# [Aim]
Below is a listing; write it out exactly and drop any images from it.

[Dataset entries]

= = =

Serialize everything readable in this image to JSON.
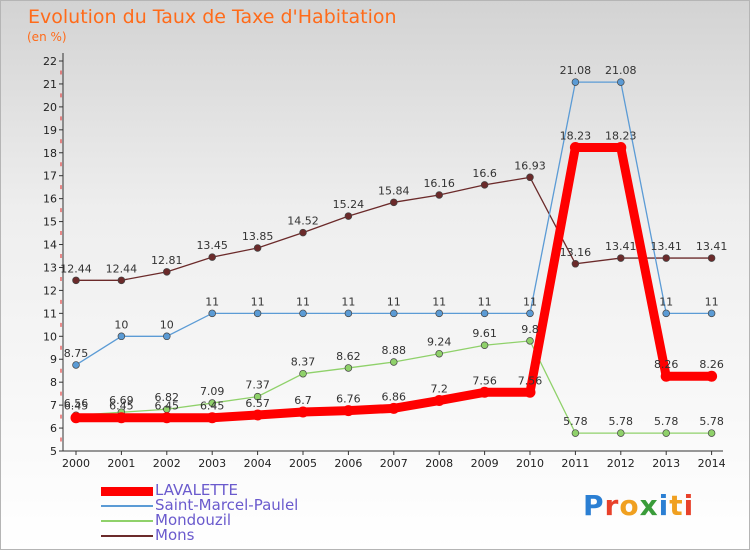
{
  "header": {
    "title": "Evolution du Taux de Taxe d'Habitation",
    "unit": "(en %)"
  },
  "brand": {
    "text": "Proxiti",
    "letter_colors": [
      "#2b7fd3",
      "#e8412a",
      "#f0a020",
      "#3a9c3a",
      "#2b7fd3",
      "#f0a020",
      "#e8412a"
    ]
  },
  "chart_data": {
    "type": "line",
    "title": "Evolution du Taux de Taxe d'Habitation",
    "subtitle": "(en %)",
    "xlabel": "",
    "ylabel": "",
    "x": [
      "2000",
      "2001",
      "2002",
      "2003",
      "2004",
      "2005",
      "2006",
      "2007",
      "2008",
      "2009",
      "2010",
      "2011",
      "2012",
      "2013",
      "2014"
    ],
    "ylim": [
      5,
      22
    ],
    "yticks": [
      5,
      6,
      7,
      8,
      9,
      10,
      11,
      12,
      13,
      14,
      15,
      16,
      17,
      18,
      19,
      20,
      21,
      22
    ],
    "grid": false,
    "legend_position": "bottom-left",
    "series": [
      {
        "name": "LAVALETTE",
        "color": "#ff0000",
        "values": [
          6.45,
          6.45,
          6.45,
          6.45,
          6.57,
          6.7,
          6.76,
          6.86,
          7.2,
          7.56,
          7.56,
          18.23,
          18.23,
          8.26,
          8.26
        ],
        "labels": [
          "6.45",
          "6.45",
          "6.45",
          "6.45",
          "6.57",
          "6.7",
          "6.76",
          "6.86",
          "7.2",
          "7.56",
          "7.56",
          "18.23",
          "18.23",
          "8.26",
          "8.26"
        ]
      },
      {
        "name": "Saint-Marcel-Paulel",
        "color": "#5b9bd5",
        "values": [
          8.75,
          10,
          10,
          11,
          11,
          11,
          11,
          11,
          11,
          11,
          11,
          21.08,
          21.08,
          11,
          11
        ],
        "labels": [
          "8.75",
          "10",
          "10",
          "11",
          "11",
          "11",
          "11",
          "11",
          "11",
          "11",
          "11",
          "21.08",
          "21.08",
          "11",
          "11"
        ]
      },
      {
        "name": "Mondouzil",
        "color": "#8fd16a",
        "values": [
          6.56,
          6.69,
          6.82,
          7.09,
          7.37,
          8.37,
          8.62,
          8.88,
          9.24,
          9.61,
          9.8,
          5.78,
          5.78,
          5.78,
          5.78
        ],
        "labels": [
          "6.56",
          "6.69",
          "6.82",
          "7.09",
          "7.37",
          "8.37",
          "8.62",
          "8.88",
          "9.24",
          "9.61",
          "9.8",
          "5.78",
          "5.78",
          "5.78",
          "5.78"
        ]
      },
      {
        "name": "Mons",
        "color": "#6b2a2a",
        "values": [
          12.44,
          12.44,
          12.81,
          13.45,
          13.85,
          14.52,
          15.24,
          15.84,
          16.16,
          16.6,
          16.93,
          13.16,
          13.41,
          13.41,
          13.41
        ],
        "labels": [
          "12.44",
          "12.44",
          "12.81",
          "13.45",
          "13.85",
          "14.52",
          "15.24",
          "15.84",
          "16.16",
          "16.6",
          "16.93",
          "13.16",
          "13.41",
          "13.41",
          "13.41"
        ]
      }
    ]
  }
}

= = =

# [Output of the task]
Serialize everything readable in this image to JSON.
{
  "header": {
    "title": "Evolution du Taux de Taxe d'Habitation",
    "unit": "(en %)"
  },
  "brand": {
    "text": "Proxiti",
    "letter_colors": [
      "#2b7fd3",
      "#e8412a",
      "#f0a020",
      "#3a9c3a",
      "#2b7fd3",
      "#f0a020",
      "#e8412a"
    ]
  },
  "chart_data": {
    "type": "line",
    "title": "Evolution du Taux de Taxe d'Habitation",
    "subtitle": "(en %)",
    "xlabel": "",
    "ylabel": "",
    "x": [
      "2000",
      "2001",
      "2002",
      "2003",
      "2004",
      "2005",
      "2006",
      "2007",
      "2008",
      "2009",
      "2010",
      "2011",
      "2012",
      "2013",
      "2014"
    ],
    "ylim": [
      5,
      22
    ],
    "yticks": [
      5,
      6,
      7,
      8,
      9,
      10,
      11,
      12,
      13,
      14,
      15,
      16,
      17,
      18,
      19,
      20,
      21,
      22
    ],
    "grid": false,
    "legend_position": "bottom-left",
    "series": [
      {
        "name": "LAVALETTE",
        "color": "#ff0000",
        "values": [
          6.45,
          6.45,
          6.45,
          6.45,
          6.57,
          6.7,
          6.76,
          6.86,
          7.2,
          7.56,
          7.56,
          18.23,
          18.23,
          8.26,
          8.26
        ],
        "labels": [
          "6.45",
          "6.45",
          "6.45",
          "6.45",
          "6.57",
          "6.7",
          "6.76",
          "6.86",
          "7.2",
          "7.56",
          "7.56",
          "18.23",
          "18.23",
          "8.26",
          "8.26"
        ]
      },
      {
        "name": "Saint-Marcel-Paulel",
        "color": "#5b9bd5",
        "values": [
          8.75,
          10,
          10,
          11,
          11,
          11,
          11,
          11,
          11,
          11,
          11,
          21.08,
          21.08,
          11,
          11
        ],
        "labels": [
          "8.75",
          "10",
          "10",
          "11",
          "11",
          "11",
          "11",
          "11",
          "11",
          "11",
          "11",
          "21.08",
          "21.08",
          "11",
          "11"
        ]
      },
      {
        "name": "Mondouzil",
        "color": "#8fd16a",
        "values": [
          6.56,
          6.69,
          6.82,
          7.09,
          7.37,
          8.37,
          8.62,
          8.88,
          9.24,
          9.61,
          9.8,
          5.78,
          5.78,
          5.78,
          5.78
        ],
        "labels": [
          "6.56",
          "6.69",
          "6.82",
          "7.09",
          "7.37",
          "8.37",
          "8.62",
          "8.88",
          "9.24",
          "9.61",
          "9.8",
          "5.78",
          "5.78",
          "5.78",
          "5.78"
        ]
      },
      {
        "name": "Mons",
        "color": "#6b2a2a",
        "values": [
          12.44,
          12.44,
          12.81,
          13.45,
          13.85,
          14.52,
          15.24,
          15.84,
          16.16,
          16.6,
          16.93,
          13.16,
          13.41,
          13.41,
          13.41
        ],
        "labels": [
          "12.44",
          "12.44",
          "12.81",
          "13.45",
          "13.85",
          "14.52",
          "15.24",
          "15.84",
          "16.16",
          "16.6",
          "16.93",
          "13.16",
          "13.41",
          "13.41",
          "13.41"
        ]
      }
    ]
  }
}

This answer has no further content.